__What to work on__. Print the full listing exactly.

__Records provided__.

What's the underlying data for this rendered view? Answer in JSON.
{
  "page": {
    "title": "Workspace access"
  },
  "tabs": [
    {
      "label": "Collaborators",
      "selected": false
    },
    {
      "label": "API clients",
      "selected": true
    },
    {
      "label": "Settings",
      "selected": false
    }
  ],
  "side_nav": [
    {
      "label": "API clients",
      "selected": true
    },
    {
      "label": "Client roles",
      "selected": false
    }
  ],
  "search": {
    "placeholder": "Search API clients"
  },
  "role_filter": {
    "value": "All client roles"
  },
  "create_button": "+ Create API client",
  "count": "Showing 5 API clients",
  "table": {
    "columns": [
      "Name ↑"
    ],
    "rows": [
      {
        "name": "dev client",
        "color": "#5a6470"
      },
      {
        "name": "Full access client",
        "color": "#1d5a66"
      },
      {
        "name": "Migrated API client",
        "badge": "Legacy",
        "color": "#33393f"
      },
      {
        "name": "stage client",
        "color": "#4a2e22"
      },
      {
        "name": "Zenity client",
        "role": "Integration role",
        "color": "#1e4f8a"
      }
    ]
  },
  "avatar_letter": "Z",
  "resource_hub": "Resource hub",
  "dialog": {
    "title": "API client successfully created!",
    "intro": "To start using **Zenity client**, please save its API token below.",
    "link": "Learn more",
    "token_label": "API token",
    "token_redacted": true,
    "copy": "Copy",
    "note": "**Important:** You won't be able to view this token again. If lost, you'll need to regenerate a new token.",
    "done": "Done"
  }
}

__Worked solution__.
What's the underlying data for this rendered view? Answer in JSON.
{
  "page": {
    "title": "Workspace access"
  },
  "tabs": [
    {
      "label": "Collaborators",
      "selected": false
    },
    {
      "label": "API clients",
      "selected": true
    },
    {
      "label": "Settings",
      "selected": false
    }
  ],
  "side_nav": [
    {
      "label": "API clients",
      "selected": true
    },
    {
      "label": "Client roles",
      "selected": false
    }
  ],
  "search": {
    "placeholder": "Search API clients"
  },
  "role_filter": {
    "value": "All client roles"
  },
  "create_button": "+ Create API client",
  "count": "Showing 5 API clients",
  "table": {
    "columns": [
      "Name ↑"
    ],
    "rows": [
      {
        "name": "dev client",
        "color": "#5a6470"
      },
      {
        "name": "Full access client",
        "color": "#1d5a66"
      },
      {
        "name": "Migrated API client",
        "badge": "Legacy",
        "color": "#33393f"
      },
      {
        "name": "stage client",
        "color": "#4a2e22"
      },
      {
        "name": "Zenity client",
        "role": "Integration role",
        "color": "#1e4f8a"
      }
    ]
  },
  "avatar_letter": "Z",
  "resource_hub": "Resource hub",
  "dialog": {
    "title": "API client successfully created!",
    "intro": "To start using **Zenity client**, please save its API token below.",
    "link": "Learn more",
    "token_label": "API token",
    "token_redacted": true,
    "copy": "Copy",
    "note": "**Important:** You won't be able to view this token again. If lost, you'll need to regenerate a new token.",
    "done": "Done"
  }
}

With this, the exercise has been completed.